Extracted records
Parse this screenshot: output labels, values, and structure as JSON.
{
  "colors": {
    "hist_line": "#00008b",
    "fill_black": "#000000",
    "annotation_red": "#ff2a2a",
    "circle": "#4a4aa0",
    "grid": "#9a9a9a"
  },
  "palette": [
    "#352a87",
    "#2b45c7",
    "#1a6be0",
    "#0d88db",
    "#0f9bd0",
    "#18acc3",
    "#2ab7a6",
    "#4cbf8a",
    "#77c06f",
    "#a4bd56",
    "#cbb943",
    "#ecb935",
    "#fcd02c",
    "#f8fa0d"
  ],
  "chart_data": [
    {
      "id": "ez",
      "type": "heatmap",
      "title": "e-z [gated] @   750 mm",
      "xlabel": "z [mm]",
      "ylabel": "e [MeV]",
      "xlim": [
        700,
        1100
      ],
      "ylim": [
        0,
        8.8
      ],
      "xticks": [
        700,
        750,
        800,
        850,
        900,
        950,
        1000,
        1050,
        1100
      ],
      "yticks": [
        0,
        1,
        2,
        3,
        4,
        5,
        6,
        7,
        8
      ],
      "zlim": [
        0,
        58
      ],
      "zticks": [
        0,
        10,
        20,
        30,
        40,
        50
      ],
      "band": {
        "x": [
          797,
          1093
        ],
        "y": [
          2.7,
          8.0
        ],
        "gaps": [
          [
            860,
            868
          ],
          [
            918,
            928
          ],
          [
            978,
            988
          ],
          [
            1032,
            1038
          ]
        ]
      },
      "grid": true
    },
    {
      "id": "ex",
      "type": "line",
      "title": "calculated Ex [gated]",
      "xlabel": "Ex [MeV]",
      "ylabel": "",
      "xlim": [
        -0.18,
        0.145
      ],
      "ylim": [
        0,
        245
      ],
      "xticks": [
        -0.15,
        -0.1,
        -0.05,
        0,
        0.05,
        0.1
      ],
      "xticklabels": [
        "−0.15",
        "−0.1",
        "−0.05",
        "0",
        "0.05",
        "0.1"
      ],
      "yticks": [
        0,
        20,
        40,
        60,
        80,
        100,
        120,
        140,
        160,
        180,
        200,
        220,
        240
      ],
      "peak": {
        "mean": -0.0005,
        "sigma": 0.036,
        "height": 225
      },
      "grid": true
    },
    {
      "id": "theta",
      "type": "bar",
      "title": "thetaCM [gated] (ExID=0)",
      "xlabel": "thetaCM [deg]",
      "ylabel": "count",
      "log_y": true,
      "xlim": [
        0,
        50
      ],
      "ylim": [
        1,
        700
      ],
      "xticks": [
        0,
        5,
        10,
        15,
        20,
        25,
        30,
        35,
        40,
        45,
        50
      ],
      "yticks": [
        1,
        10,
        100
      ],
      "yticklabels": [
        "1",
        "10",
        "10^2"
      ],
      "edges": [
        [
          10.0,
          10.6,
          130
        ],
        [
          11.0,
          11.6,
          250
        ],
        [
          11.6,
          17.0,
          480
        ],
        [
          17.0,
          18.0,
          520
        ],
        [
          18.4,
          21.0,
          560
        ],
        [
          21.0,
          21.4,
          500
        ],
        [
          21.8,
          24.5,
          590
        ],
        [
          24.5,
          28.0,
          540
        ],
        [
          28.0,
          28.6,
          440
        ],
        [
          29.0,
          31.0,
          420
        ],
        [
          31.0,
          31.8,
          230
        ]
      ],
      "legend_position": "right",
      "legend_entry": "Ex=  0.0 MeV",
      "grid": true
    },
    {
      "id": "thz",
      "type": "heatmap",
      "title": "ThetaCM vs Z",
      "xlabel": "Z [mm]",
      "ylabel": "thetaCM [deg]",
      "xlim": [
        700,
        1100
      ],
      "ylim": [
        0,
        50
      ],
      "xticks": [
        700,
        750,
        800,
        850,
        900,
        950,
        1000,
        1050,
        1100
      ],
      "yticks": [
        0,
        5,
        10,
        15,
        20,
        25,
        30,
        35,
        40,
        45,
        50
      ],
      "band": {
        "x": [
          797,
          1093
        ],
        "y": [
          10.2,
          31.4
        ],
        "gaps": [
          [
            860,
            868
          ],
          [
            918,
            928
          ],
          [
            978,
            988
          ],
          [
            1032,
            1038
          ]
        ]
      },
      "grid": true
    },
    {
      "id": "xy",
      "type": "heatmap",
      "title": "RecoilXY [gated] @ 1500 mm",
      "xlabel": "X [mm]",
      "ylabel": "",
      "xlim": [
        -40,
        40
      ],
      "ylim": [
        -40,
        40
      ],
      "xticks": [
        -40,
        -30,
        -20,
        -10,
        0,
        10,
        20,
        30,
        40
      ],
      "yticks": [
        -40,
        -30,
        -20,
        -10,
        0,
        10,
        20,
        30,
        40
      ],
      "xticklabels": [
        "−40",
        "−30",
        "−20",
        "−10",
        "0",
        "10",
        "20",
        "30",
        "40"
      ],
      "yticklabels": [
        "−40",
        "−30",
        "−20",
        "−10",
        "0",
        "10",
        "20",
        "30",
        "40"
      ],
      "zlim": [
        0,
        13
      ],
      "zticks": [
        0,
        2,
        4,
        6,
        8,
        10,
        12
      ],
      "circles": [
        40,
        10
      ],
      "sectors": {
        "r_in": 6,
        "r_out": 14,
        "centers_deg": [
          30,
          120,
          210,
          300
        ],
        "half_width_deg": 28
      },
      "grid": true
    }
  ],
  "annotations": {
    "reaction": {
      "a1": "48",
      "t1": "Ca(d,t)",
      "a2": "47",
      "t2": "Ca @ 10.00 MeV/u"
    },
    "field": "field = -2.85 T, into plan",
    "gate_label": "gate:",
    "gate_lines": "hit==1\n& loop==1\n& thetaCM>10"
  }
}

# EXERCISE OBJECTIVE
Repeat every line of the data, exactly and in full.

# ANSWER TO THE PROBLEM
Parse this screenshot: output labels, values, and structure as JSON.
{
  "colors": {
    "hist_line": "#00008b",
    "fill_black": "#000000",
    "annotation_red": "#ff2a2a",
    "circle": "#4a4aa0",
    "grid": "#9a9a9a"
  },
  "palette": [
    "#352a87",
    "#2b45c7",
    "#1a6be0",
    "#0d88db",
    "#0f9bd0",
    "#18acc3",
    "#2ab7a6",
    "#4cbf8a",
    "#77c06f",
    "#a4bd56",
    "#cbb943",
    "#ecb935",
    "#fcd02c",
    "#f8fa0d"
  ],
  "chart_data": [
    {
      "id": "ez",
      "type": "heatmap",
      "title": "e-z [gated] @   750 mm",
      "xlabel": "z [mm]",
      "ylabel": "e [MeV]",
      "xlim": [
        700,
        1100
      ],
      "ylim": [
        0,
        8.8
      ],
      "xticks": [
        700,
        750,
        800,
        850,
        900,
        950,
        1000,
        1050,
        1100
      ],
      "yticks": [
        0,
        1,
        2,
        3,
        4,
        5,
        6,
        7,
        8
      ],
      "zlim": [
        0,
        58
      ],
      "zticks": [
        0,
        10,
        20,
        30,
        40,
        50
      ],
      "band": {
        "x": [
          797,
          1093
        ],
        "y": [
          2.7,
          8.0
        ],
        "gaps": [
          [
            860,
            868
          ],
          [
            918,
            928
          ],
          [
            978,
            988
          ],
          [
            1032,
            1038
          ]
        ]
      },
      "grid": true
    },
    {
      "id": "ex",
      "type": "line",
      "title": "calculated Ex [gated]",
      "xlabel": "Ex [MeV]",
      "ylabel": "",
      "xlim": [
        -0.18,
        0.145
      ],
      "ylim": [
        0,
        245
      ],
      "xticks": [
        -0.15,
        -0.1,
        -0.05,
        0,
        0.05,
        0.1
      ],
      "xticklabels": [
        "−0.15",
        "−0.1",
        "−0.05",
        "0",
        "0.05",
        "0.1"
      ],
      "yticks": [
        0,
        20,
        40,
        60,
        80,
        100,
        120,
        140,
        160,
        180,
        200,
        220,
        240
      ],
      "peak": {
        "mean": -0.0005,
        "sigma": 0.036,
        "height": 225
      },
      "grid": true
    },
    {
      "id": "theta",
      "type": "bar",
      "title": "thetaCM [gated] (ExID=0)",
      "xlabel": "thetaCM [deg]",
      "ylabel": "count",
      "log_y": true,
      "xlim": [
        0,
        50
      ],
      "ylim": [
        1,
        700
      ],
      "xticks": [
        0,
        5,
        10,
        15,
        20,
        25,
        30,
        35,
        40,
        45,
        50
      ],
      "yticks": [
        1,
        10,
        100
      ],
      "yticklabels": [
        "1",
        "10",
        "10^2"
      ],
      "edges": [
        [
          10.0,
          10.6,
          130
        ],
        [
          11.0,
          11.6,
          250
        ],
        [
          11.6,
          17.0,
          480
        ],
        [
          17.0,
          18.0,
          520
        ],
        [
          18.4,
          21.0,
          560
        ],
        [
          21.0,
          21.4,
          500
        ],
        [
          21.8,
          24.5,
          590
        ],
        [
          24.5,
          28.0,
          540
        ],
        [
          28.0,
          28.6,
          440
        ],
        [
          29.0,
          31.0,
          420
        ],
        [
          31.0,
          31.8,
          230
        ]
      ],
      "legend_position": "right",
      "legend_entry": "Ex=  0.0 MeV",
      "grid": true
    },
    {
      "id": "thz",
      "type": "heatmap",
      "title": "ThetaCM vs Z",
      "xlabel": "Z [mm]",
      "ylabel": "thetaCM [deg]",
      "xlim": [
        700,
        1100
      ],
      "ylim": [
        0,
        50
      ],
      "xticks": [
        700,
        750,
        800,
        850,
        900,
        950,
        1000,
        1050,
        1100
      ],
      "yticks": [
        0,
        5,
        10,
        15,
        20,
        25,
        30,
        35,
        40,
        45,
        50
      ],
      "band": {
        "x": [
          797,
          1093
        ],
        "y": [
          10.2,
          31.4
        ],
        "gaps": [
          [
            860,
            868
          ],
          [
            918,
            928
          ],
          [
            978,
            988
          ],
          [
            1032,
            1038
          ]
        ]
      },
      "grid": true
    },
    {
      "id": "xy",
      "type": "heatmap",
      "title": "RecoilXY [gated] @ 1500 mm",
      "xlabel": "X [mm]",
      "ylabel": "",
      "xlim": [
        -40,
        40
      ],
      "ylim": [
        -40,
        40
      ],
      "xticks": [
        -40,
        -30,
        -20,
        -10,
        0,
        10,
        20,
        30,
        40
      ],
      "yticks": [
        -40,
        -30,
        -20,
        -10,
        0,
        10,
        20,
        30,
        40
      ],
      "xticklabels": [
        "−40",
        "−30",
        "−20",
        "−10",
        "0",
        "10",
        "20",
        "30",
        "40"
      ],
      "yticklabels": [
        "−40",
        "−30",
        "−20",
        "−10",
        "0",
        "10",
        "20",
        "30",
        "40"
      ],
      "zlim": [
        0,
        13
      ],
      "zticks": [
        0,
        2,
        4,
        6,
        8,
        10,
        12
      ],
      "circles": [
        40,
        10
      ],
      "sectors": {
        "r_in": 6,
        "r_out": 14,
        "centers_deg": [
          30,
          120,
          210,
          300
        ],
        "half_width_deg": 28
      },
      "grid": true
    }
  ],
  "annotations": {
    "reaction": {
      "a1": "48",
      "t1": "Ca(d,t)",
      "a2": "47",
      "t2": "Ca @ 10.00 MeV/u"
    },
    "field": "field = -2.85 T, into plan",
    "gate_label": "gate:",
    "gate_lines": "hit==1\n& loop==1\n& thetaCM>10"
  }
}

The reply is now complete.